══ RECORDS SHOWN ══

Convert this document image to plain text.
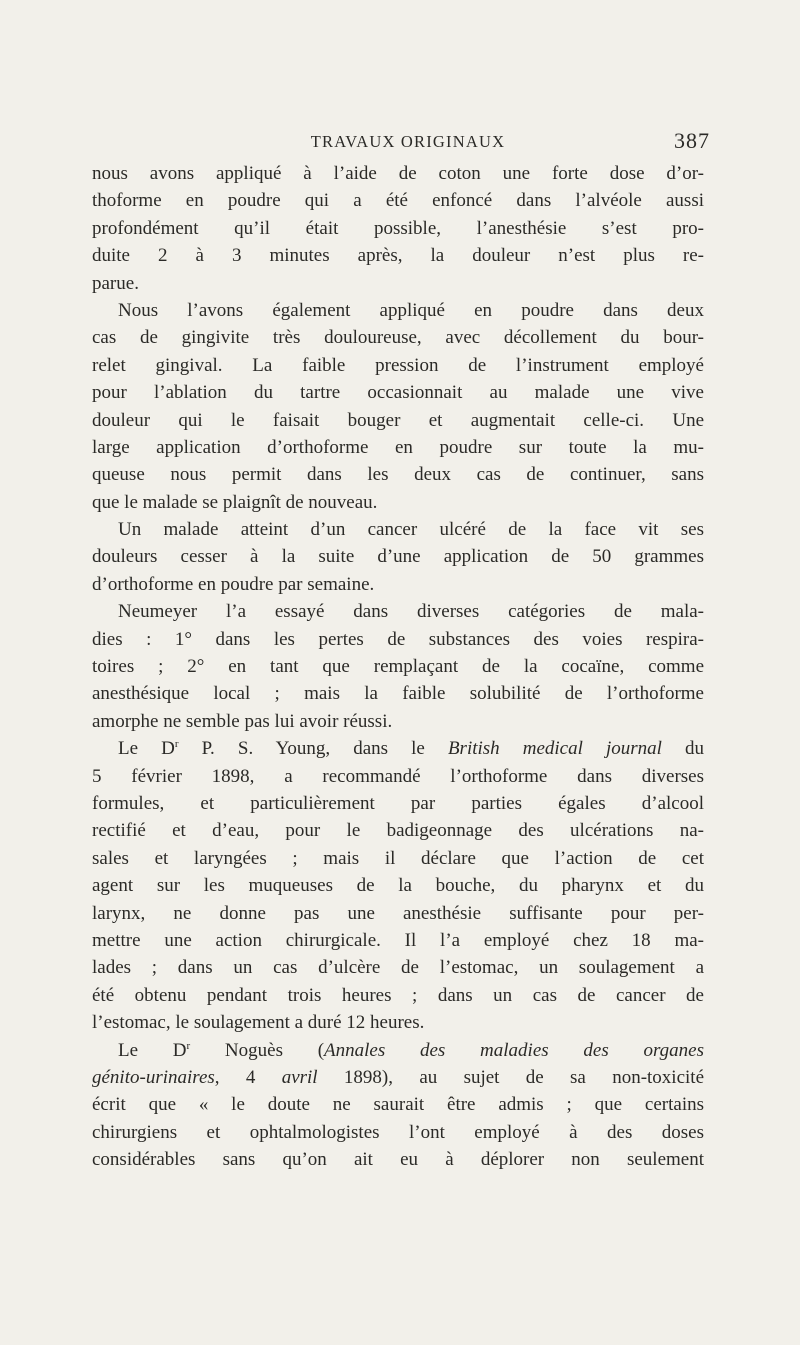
TRAVAUX ORIGINAUX	387
nous avons appliqué à l’aide de coton une forte dose d’or-
thoforme en poudre qui a été enfoncé dans l’alvéole aussi
profondément qu’il était possible, l’anesthésie s’est pro-
duite 2 à 3 minutes après, la douleur n’est plus re-
parue.
Nous l’avons également appliqué en poudre dans deux
cas de gingivite très douloureuse, avec décollement du bour-
relet gingival. La faible pression de l’instrument employé
pour l’ablation du tartre occasionnait au malade une vive
douleur qui le faisait bouger et augmentait celle-ci. Une
large application d’orthoforme en poudre sur toute la mu-
queuse nous permit dans les deux cas de continuer, sans
que le malade se plaignît de nouveau.
Un malade atteint d’un cancer ulcéré de la face vit ses
douleurs cesser à la suite d’une application de 50 grammes
d’orthoforme en poudre par semaine.
Neumeyer l’a essayé dans diverses catégories de mala-
dies : 1° dans les pertes de substances des voies respira-
toires ; 2° en tant que remplaçant de la cocaïne, comme
anesthésique local ; mais la faible solubilité de l’orthoforme
amorphe ne semble pas lui avoir réussi.
Le $D^r$ P. S. Young, dans le British medical journal du
5 février 1898, a recommandé l’orthoforme dans diverses
formules, et particulièrement par parties égales d’alcool
rectifié et d’eau, pour le badigeonnage des ulcérations na-
sales et laryngées ; mais il déclare que l’action de cet
agent sur les muqueuses de la bouche, du pharynx et du
larynx, ne donne pas une anesthésie suffisante pour per-
mettre une action chirurgicale. Il l’a employé chez 18 ma-
lades ; dans un cas d’ulcère de l’estomac, un soulagement a
été obtenu pendant trois heures ; dans un cas de cancer de
l’estomac, le soulagement a duré 12 heures.
Le $D^r$ Noguès (Annales des maladies des organes
génito-urinaires, 4 avril 1898), au sujet de sa non-toxicité
écrit que « le doute ne saurait être admis ; que certains
chirurgiens et ophtalmologistes l’ont employé à des doses
considérables sans qu’on ait eu à déplorer non seulement
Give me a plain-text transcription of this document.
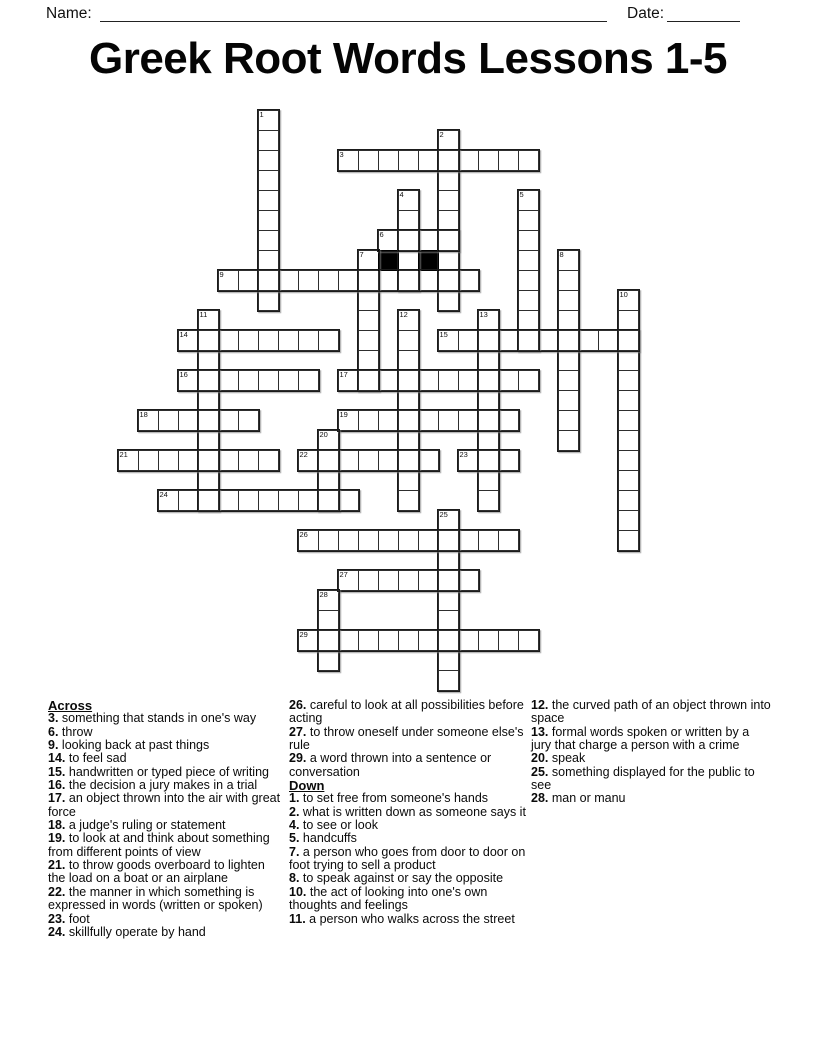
Name:	Date:
Greek Root Words Lessons 1-5
1
2
3
4	5
6
7	8
9
10
11	12	13
14	15
16	17
18	19
20
21	22	23
24
25
26
27
28
29
Across
3. something that stands in one's way
6. throw
9. looking back at past things
14. to feel sad
15. handwritten or typed piece of writing
16. the decision a jury makes in a trial
17. an object thrown into the air with great force
18. a judge's ruling or statement
19. to look at and think about something from different points of view
21. to throw goods overboard to lighten the load on a boat or an airplane
22. the manner in which something is expressed in words (written or spoken)
23. foot
24. skillfully operate by hand
26. careful to look at all possibilities before acting
27. to throw oneself under someone else's rule
29. a word thrown into a sentence or conversation
Down
1. to set free from someone's hands
2. what is written down as someone says it
4. to see or look
5. handcuffs
7. a person who goes from door to door on foot trying to sell a product
8. to speak against or say the opposite
10. the act of looking into one's own thoughts and feelings
11. a person who walks across the street
12. the curved path of an object thrown into space
13. formal words spoken or written by a jury that charge a person with a crime
20. speak
25. something displayed for the public to see
28. man or manu
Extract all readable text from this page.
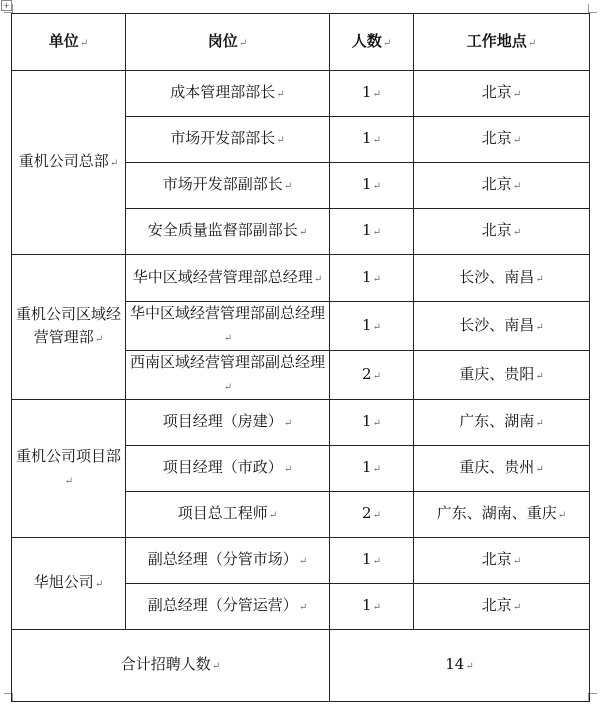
+
单位↵	岗位↵	人数↵	工作地点↵
重机公司总部↵	成本管理部部长↵	1↵	北京↵
	市场开发部部长↵	1↵	北京↵
	市场开发部副部长↵	1↵	北京↵
	安全质量监督部副部长↵	1↵	北京↵
重机公司区域经营管理部↵	华中区域经营管理部总经理↵	1↵	长沙、南昌↵
	华中区域经营管理部副总经理↵	1↵	长沙、南昌↵
	西南区域经营管理部副总经理↵	2↵	重庆、贵阳↵
重机公司项目部↵	项目经理（房建）↵	1↵	广东、湖南↵
	项目经理（市政）↵	1↵	重庆、贵州↵
	项目总工程师↵	2↵	广东、湖南、重庆↵
华旭公司↵	副总经理（分管市场）↵	1↵	北京↵
	副总经理（分管运营）↵	1↵	北京↵
合计招聘人数↵		14↵	
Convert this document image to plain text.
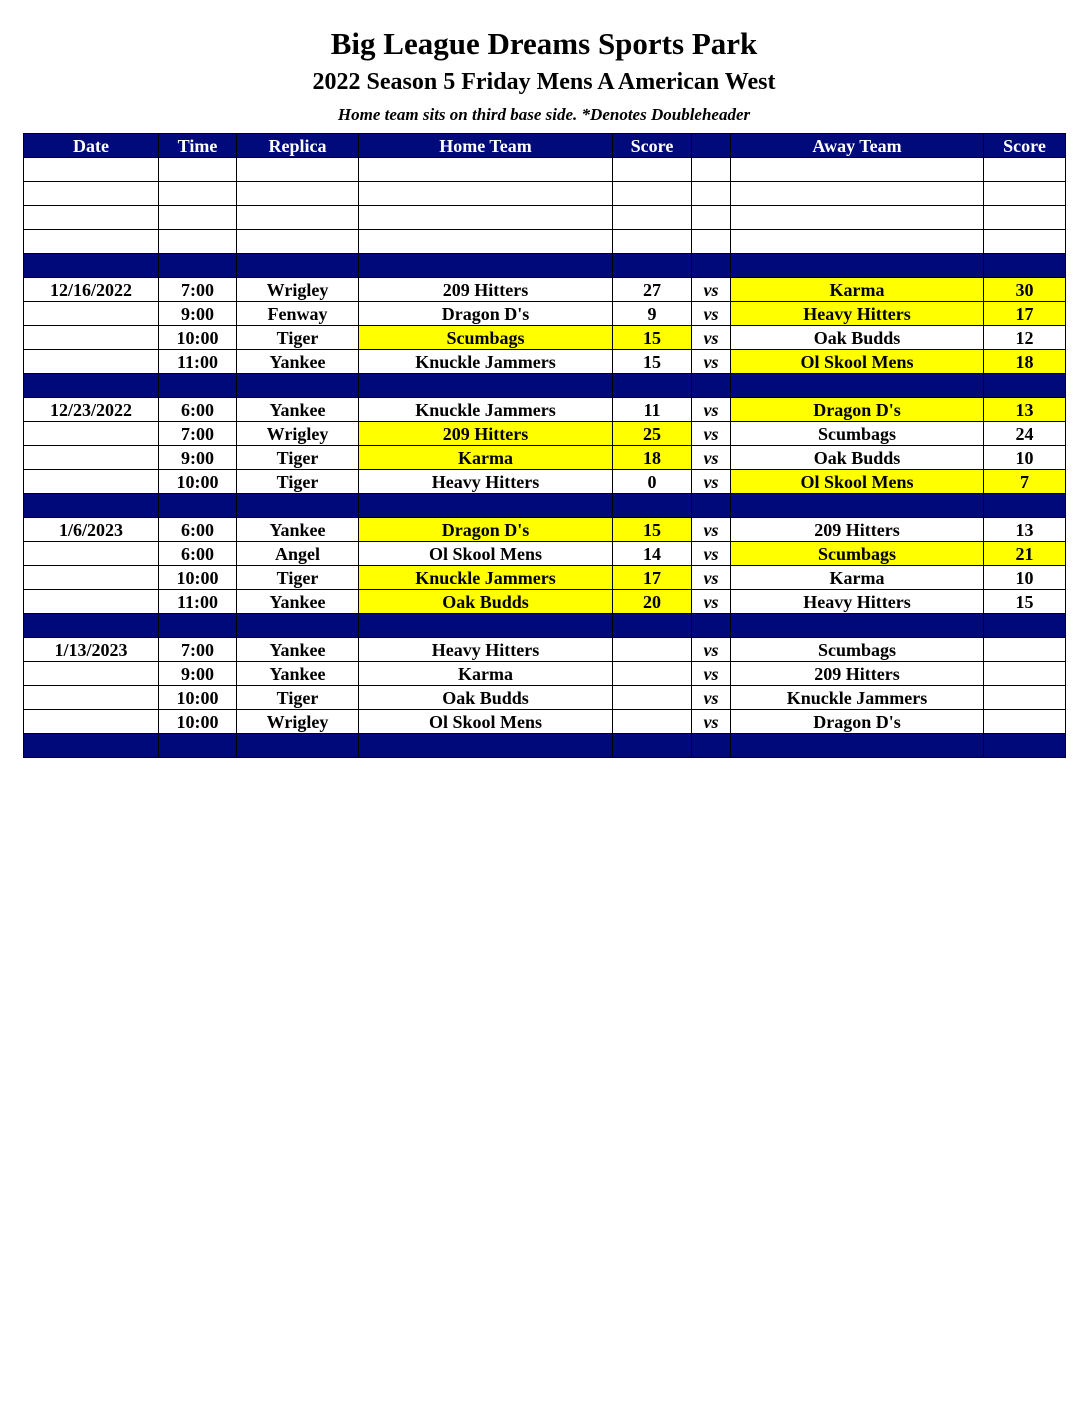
Big League Dreams Sports Park
2022 Season 5 Friday Mens A American West
Home team sits on third base side. *Denotes Doubleheader
Date	Time	Replica	Home Team	Score		Away Team	Score

12/16/2022	7:00	Wrigley	209 Hitters	27	vs	Karma	30
	9:00	Fenway	Dragon D's	9	vs	Heavy Hitters	17
	10:00	Tiger	Scumbags	15	vs	Oak Budds	12
	11:00	Yankee	Knuckle Jammers	15	vs	Ol Skool Mens	18

12/23/2022	6:00	Yankee	Knuckle Jammers	11	vs	Dragon D's	13
	7:00	Wrigley	209 Hitters	25	vs	Scumbags	24
	9:00	Tiger	Karma	18	vs	Oak Budds	10
	10:00	Tiger	Heavy Hitters	0	vs	Ol Skool Mens	7

1/6/2023	6:00	Yankee	Dragon D's	15	vs	209 Hitters	13
	6:00	Angel	Ol Skool Mens	14	vs	Scumbags	21
	10:00	Tiger	Knuckle Jammers	17	vs	Karma	10
	11:00	Yankee	Oak Budds	20	vs	Heavy Hitters	15

1/13/2023	7:00	Yankee	Heavy Hitters		vs	Scumbags	
	9:00	Yankee	Karma		vs	209 Hitters	
	10:00	Tiger	Oak Budds		vs	Knuckle Jammers	
	10:00	Wrigley	Ol Skool Mens		vs	Dragon D's	
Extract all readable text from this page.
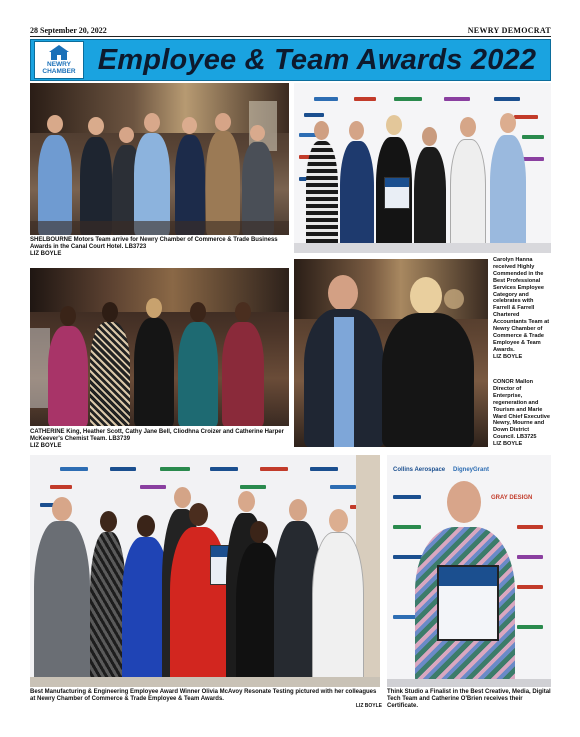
28 September 20, 2022	NEWRY DEMOCRAT
NEWRY
CHAMBER Employee & Team Awards 2022
SHELBOURNE Motors Team arrive for Newry Chamber of Commerce & Trade Business Awards in the Canal Court Hotel. LB3723
LIZ BOYLE
Carolyn Hanna received Highly Commended in the Best Professional Services Employee Category and celebrates with Farrell & Farrell Chartered Accountants Team at Newry Chamber of Commerce & Trade Employee & Team Awards.
LIZ BOYLE
CATHERINE King, Heather Scott, Cathy Jane Bell, Cliodhna Croizer and Catherine Harper McKeever's Chemist Team. LB3739
LIZ BOYLE
CONOR Mallon Director of Enterprise, regeneration and Tourism and Marie Ward Chief Executive Newry, Mourne and Down District Council. LB3725
LIZ BOYLE
Best Manufacturing & Engineering Employee Award Winner Olivia McAvoy Resonate Testing pictured with her colleagues at Newry Chamber of Commerce & Trade Employee & Team Awards.
LIZ BOYLE
Collins Aerospace DigneyGrant
GRAY DESIGN
Think Studio a Finalist in the Best Creative, Media, Digital Tech Team and Catherine O'Brien receives their Certificate.
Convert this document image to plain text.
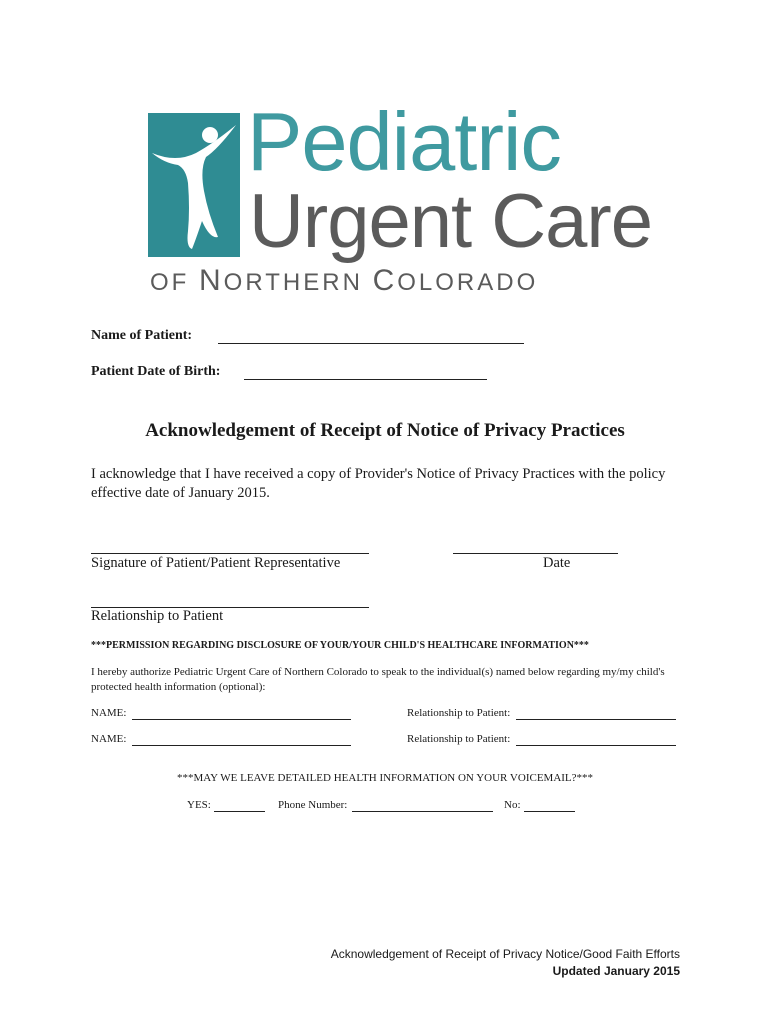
Pediatric
Urgent Care
OF NORTHERN COLORADO
Name of Patient:
Patient Date of Birth:
Acknowledgement of Receipt of Notice of Privacy Practices
I acknowledge that I have received a copy of Provider's Notice of Privacy Practices with the policy effective date of January 2015.
Signature of Patient/Patient Representative	Date
Relationship to Patient
***PERMISSION REGARDING DISCLOSURE OF YOUR/YOUR CHILD'S HEALTHCARE INFORMATION***
I hereby authorize Pediatric Urgent Care of Northern Colorado to speak to the individual(s) named below regarding my/my child's protected health information (optional):
NAME:	Relationship to Patient:
NAME:	Relationship to Patient:
***MAY WE LEAVE DETAILED HEALTH INFORMATION ON YOUR VOICEMAIL?***
YES:	Phone Number:	No:
Acknowledgement of Receipt of Privacy Notice/Good Faith Efforts
Updated January 2015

═══

Reproduce all of the data exactly; the pictures do not belong in the copy.

### FULL RESPONSE
Convert this document image to plain text.
TRAVAUX ORIGINAUX	387
nous avons appliqué à l’aide de coton une forte dose d’or-
thoforme en poudre qui a été enfoncé dans l’alvéole aussi
profondément qu’il était possible, l’anesthésie s’est pro-
duite 2 à 3 minutes après, la douleur n’est plus re-
parue.
Nous l’avons également appliqué en poudre dans deux
cas de gingivite très douloureuse, avec décollement du bour-
relet gingival. La faible pression de l’instrument employé
pour l’ablation du tartre occasionnait au malade une vive
douleur qui le faisait bouger et augmentait celle-ci. Une
large application d’orthoforme en poudre sur toute la mu-
queuse nous permit dans les deux cas de continuer, sans
que le malade se plaignît de nouveau.
Un malade atteint d’un cancer ulcéré de la face vit ses
douleurs cesser à la suite d’une application de 50 grammes
d’orthoforme en poudre par semaine.
Neumeyer l’a essayé dans diverses catégories de mala-
dies : 1° dans les pertes de substances des voies respira-
toires ; 2° en tant que remplaçant de la cocaïne, comme
anesthésique local ; mais la faible solubilité de l’orthoforme
amorphe ne semble pas lui avoir réussi.
Le $D^r$ P. S. Young, dans le British medical journal du
5 février 1898, a recommandé l’orthoforme dans diverses
formules, et particulièrement par parties égales d’alcool
rectifié et d’eau, pour le badigeonnage des ulcérations na-
sales et laryngées ; mais il déclare que l’action de cet
agent sur les muqueuses de la bouche, du pharynx et du
larynx, ne donne pas une anesthésie suffisante pour per-
mettre une action chirurgicale. Il l’a employé chez 18 ma-
lades ; dans un cas d’ulcère de l’estomac, un soulagement a
été obtenu pendant trois heures ; dans un cas de cancer de
l’estomac, le soulagement a duré 12 heures.
Le $D^r$ Noguès (Annales des maladies des organes
génito-urinaires, 4 avril 1898), au sujet de sa non-toxicité
écrit que « le doute ne saurait être admis ; que certains
chirurgiens et ophtalmologistes l’ont employé à des doses
considérables sans qu’on ait eu à déplorer non seulement
Give me a plain-text transcription of this document.
Name:	Date:
Greek Root Words Lessons 1-5
1
2
3
4	5
6
7	8
9
10
11	12	13
14	15
16	17
18	19
20
21	22	23
24
25
26
27
28
29
Across
3. something that stands in one's way
6. throw
9. looking back at past things
14. to feel sad
15. handwritten or typed piece of writing
16. the decision a jury makes in a trial
17. an object thrown into the air with great force
18. a judge's ruling or statement
19. to look at and think about something from different points of view
21. to throw goods overboard to lighten the load on a boat or an airplane
22. the manner in which something is expressed in words (written or spoken)
23. foot
24. skillfully operate by hand
26. careful to look at all possibilities before acting
27. to throw oneself under someone else's rule
29. a word thrown into a sentence or conversation
Down
1. to set free from someone's hands
2. what is written down as someone says it
4. to see or look
5. handcuffs
7. a person who goes from door to door on foot trying to sell a product
8. to speak against or say the opposite
10. the act of looking into one's own thoughts and feelings
11. a person who walks across the street
12. the curved path of an object thrown into space
13. formal words spoken or written by a jury that charge a person with a crime
20. speak
25. something displayed for the public to see
28. man or manu
Extract all readable text from this page.
+
单位↵	岗位↵	人数↵	工作地点↵
重机公司总部↵	成本管理部部长↵	1↵	北京↵
	市场开发部部长↵	1↵	北京↵
	市场开发部副部长↵	1↵	北京↵
	安全质量监督部副部长↵	1↵	北京↵
重机公司区域经营管理部↵	华中区域经营管理部总经理↵	1↵	长沙、南昌↵
	华中区域经营管理部副总经理↵	1↵	长沙、南昌↵
	西南区域经营管理部副总经理↵	2↵	重庆、贵阳↵
重机公司项目部↵	项目经理（房建）↵	1↵	广东、湖南↵
	项目经理（市政）↵	1↵	重庆、贵州↵
	项目总工程师↵	2↵	广东、湖南、重庆↵
华旭公司↵	副总经理（分管市场）↵	1↵	北京↵
	副总经理（分管运营）↵	1↵	北京↵
合计招聘人数↵		14↵	
Convert this document image to plain text.
Big League Dreams Sports Park
2022 Season 5 Friday Mens A American West
Home team sits on third base side. *Denotes Doubleheader
Date	Time	Replica	Home Team	Score		Away Team	Score

12/16/2022	7:00	Wrigley	209 Hitters	27	vs	Karma	30
	9:00	Fenway	Dragon D's	9	vs	Heavy Hitters	17
	10:00	Tiger	Scumbags	15	vs	Oak Budds	12
	11:00	Yankee	Knuckle Jammers	15	vs	Ol Skool Mens	18

12/23/2022	6:00	Yankee	Knuckle Jammers	11	vs	Dragon D's	13
	7:00	Wrigley	209 Hitters	25	vs	Scumbags	24
	9:00	Tiger	Karma	18	vs	Oak Budds	10
	10:00	Tiger	Heavy Hitters	0	vs	Ol Skool Mens	7

1/6/2023	6:00	Yankee	Dragon D's	15	vs	209 Hitters	13
	6:00	Angel	Ol Skool Mens	14	vs	Scumbags	21
	10:00	Tiger	Knuckle Jammers	17	vs	Karma	10
	11:00	Yankee	Oak Budds	20	vs	Heavy Hitters	15

1/13/2023	7:00	Yankee	Heavy Hitters		vs	Scumbags	
	9:00	Yankee	Karma		vs	209 Hitters	
	10:00	Tiger	Oak Budds		vs	Knuckle Jammers	
	10:00	Wrigley	Ol Skool Mens		vs	Dragon D's	
Extract all readable text from this page.
28 September 20, 2022	NEWRY DEMOCRAT
NEWRY
CHAMBER Employee & Team Awards 2022
SHELBOURNE Motors Team arrive for Newry Chamber of Commerce & Trade Business Awards in the Canal Court Hotel. LB3723
LIZ BOYLE
Carolyn Hanna received Highly Commended in the Best Professional Services Employee Category and celebrates with Farrell & Farrell Chartered Accountants Team at Newry Chamber of Commerce & Trade Employee & Team Awards.
LIZ BOYLE
CATHERINE King, Heather Scott, Cathy Jane Bell, Cliodhna Croizer and Catherine Harper McKeever's Chemist Team. LB3739
LIZ BOYLE
CONOR Mallon Director of Enterprise, regeneration and Tourism and Marie Ward Chief Executive Newry, Mourne and Down District Council. LB3725
LIZ BOYLE
Best Manufacturing & Engineering Employee Award Winner Olivia McAvoy Resonate Testing pictured with her colleagues at Newry Chamber of Commerce & Trade Employee & Team Awards.
LIZ BOYLE
Collins Aerospace DigneyGrant
GRAY DESIGN
Think Studio a Finalist in the Best Creative, Media, Digital Tech Team and Catherine O'Brien receives their Certificate.
Convert this document image to plain text.
Pediatric
Urgent Care
OF NORTHERN COLORADO
Name of Patient:
Patient Date of Birth:
Acknowledgement of Receipt of Notice of Privacy Practices
I acknowledge that I have received a copy of Provider's Notice of Privacy Practices with the policy effective date of January 2015.
Signature of Patient/Patient Representative	Date
Relationship to Patient
***PERMISSION REGARDING DISCLOSURE OF YOUR/YOUR CHILD'S HEALTHCARE INFORMATION***
I hereby authorize Pediatric Urgent Care of Northern Colorado to speak to the individual(s) named below regarding my/my child's protected health information (optional):
NAME:	Relationship to Patient:
NAME:	Relationship to Patient:
***MAY WE LEAVE DETAILED HEALTH INFORMATION ON YOUR VOICEMAIL?***
YES:	Phone Number:	No:
Acknowledgement of Receipt of Privacy Notice/Good Faith Efforts
Updated January 2015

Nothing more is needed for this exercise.